Problem requirements —
All the entries need to be quoted exactly, apart from the pictures, which you should drop.

____

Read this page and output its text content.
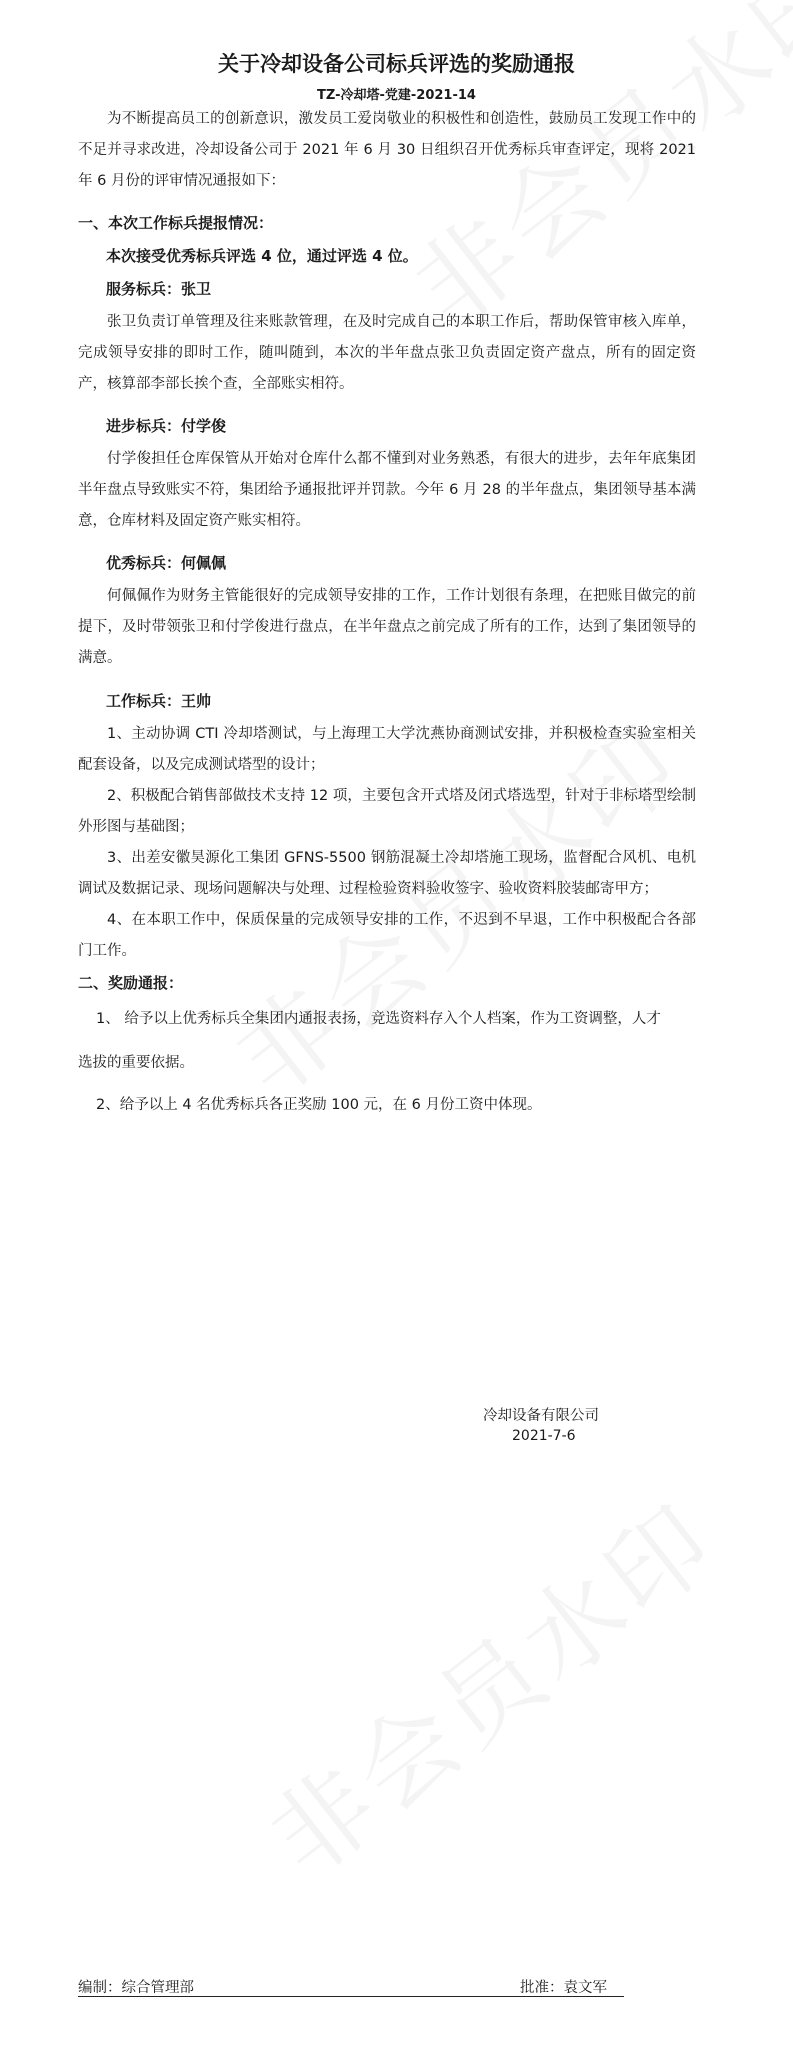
关于冷却设备公司标兵评选的奖励通报
TZ-冷却塔-党建-2021-14
为不断提高员工的创新意识，激发员工爱岗敬业的积极性和创造性，鼓励员工发现工作中的不足并寻求改进，冷却设备公司于 2021 年 6 月 30 日组织召开优秀标兵审查评定，现将 2021 年 6 月份的评审情况通报如下：
一、本次工作标兵提报情况：
本次接受优秀标兵评选 4 位，通过评选 4 位。
服务标兵：张卫
张卫负责订单管理及往来账款管理，在及时完成自己的本职工作后，帮助保管审核入库单，完成领导安排的即时工作，随叫随到，本次的半年盘点张卫负责固定资产盘点，所有的固定资产，核算部李部长挨个查，全部账实相符。
进步标兵：付学俊
付学俊担任仓库保管从开始对仓库什么都不懂到对业务熟悉，有很大的进步，去年年底集团半年盘点导致账实不符，集团给予通报批评并罚款。今年 6 月 28 的半年盘点，集团领导基本满意，仓库材料及固定资产账实相符。
优秀标兵：何佩佩
何佩佩作为财务主管能很好的完成领导安排的工作，工作计划很有条理，在把账目做完的前提下，及时带领张卫和付学俊进行盘点，在半年盘点之前完成了所有的工作，达到了集团领导的满意。
工作标兵：王帅
1、主动协调 CTI 冷却塔测试，与上海理工大学沈燕协商测试安排，并积极检查实验室相关配套设备，以及完成测试塔型的设计；
2、积极配合销售部做技术支持 12 项，主要包含开式塔及闭式塔选型，针对于非标塔型绘制外形图与基础图；
3、出差安徽昊源化工集团 GFNS-5500 钢筋混凝土冷却塔施工现场，监督配合风机、电机调试及数据记录、现场问题解决与处理、过程检验资料验收签字、验收资料胶装邮寄甲方；
4、在本职工作中，保质保量的完成领导安排的工作，不迟到不早退，工作中积极配合各部门工作。
二、奖励通报：
1、 给予以上优秀标兵全集团内通报表扬，竞选资料存入个人档案，作为工资调整，人才
选拔的重要依据。
2、给予以上 4 名优秀标兵各正奖励 100 元，在 6 月份工资中体现。
冷却设备有限公司
2021-7-6
编制：综合管理部	批准：袁文军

____

Task answer —
Read this page and output its text content.
关于冷却设备公司标兵评选的奖励通报
TZ-冷却塔-党建-2021-14
为不断提高员工的创新意识，激发员工爱岗敬业的积极性和创造性，鼓励员工发现工作中的不足并寻求改进，冷却设备公司于 2021 年 6 月 30 日组织召开优秀标兵审查评定，现将 2021 年 6 月份的评审情况通报如下：
一、本次工作标兵提报情况：
本次接受优秀标兵评选 4 位，通过评选 4 位。
服务标兵：张卫
张卫负责订单管理及往来账款管理，在及时完成自己的本职工作后，帮助保管审核入库单，完成领导安排的即时工作，随叫随到，本次的半年盘点张卫负责固定资产盘点，所有的固定资产，核算部李部长挨个查，全部账实相符。
进步标兵：付学俊
付学俊担任仓库保管从开始对仓库什么都不懂到对业务熟悉，有很大的进步，去年年底集团半年盘点导致账实不符，集团给予通报批评并罚款。今年 6 月 28 的半年盘点，集团领导基本满意，仓库材料及固定资产账实相符。
优秀标兵：何佩佩
何佩佩作为财务主管能很好的完成领导安排的工作，工作计划很有条理，在把账目做完的前提下，及时带领张卫和付学俊进行盘点，在半年盘点之前完成了所有的工作，达到了集团领导的满意。
工作标兵：王帅
1、主动协调 CTI 冷却塔测试，与上海理工大学沈燕协商测试安排，并积极检查实验室相关配套设备，以及完成测试塔型的设计；
2、积极配合销售部做技术支持 12 项，主要包含开式塔及闭式塔选型，针对于非标塔型绘制外形图与基础图；
3、出差安徽昊源化工集团 GFNS-5500 钢筋混凝土冷却塔施工现场，监督配合风机、电机调试及数据记录、现场问题解决与处理、过程检验资料验收签字、验收资料胶装邮寄甲方；
4、在本职工作中，保质保量的完成领导安排的工作，不迟到不早退，工作中积极配合各部门工作。
二、奖励通报：
1、 给予以上优秀标兵全集团内通报表扬，竞选资料存入个人档案，作为工资调整，人才
选拔的重要依据。
2、给予以上 4 名优秀标兵各正奖励 100 元，在 6 月份工资中体现。
冷却设备有限公司
2021-7-6
编制：综合管理部	批准：袁文军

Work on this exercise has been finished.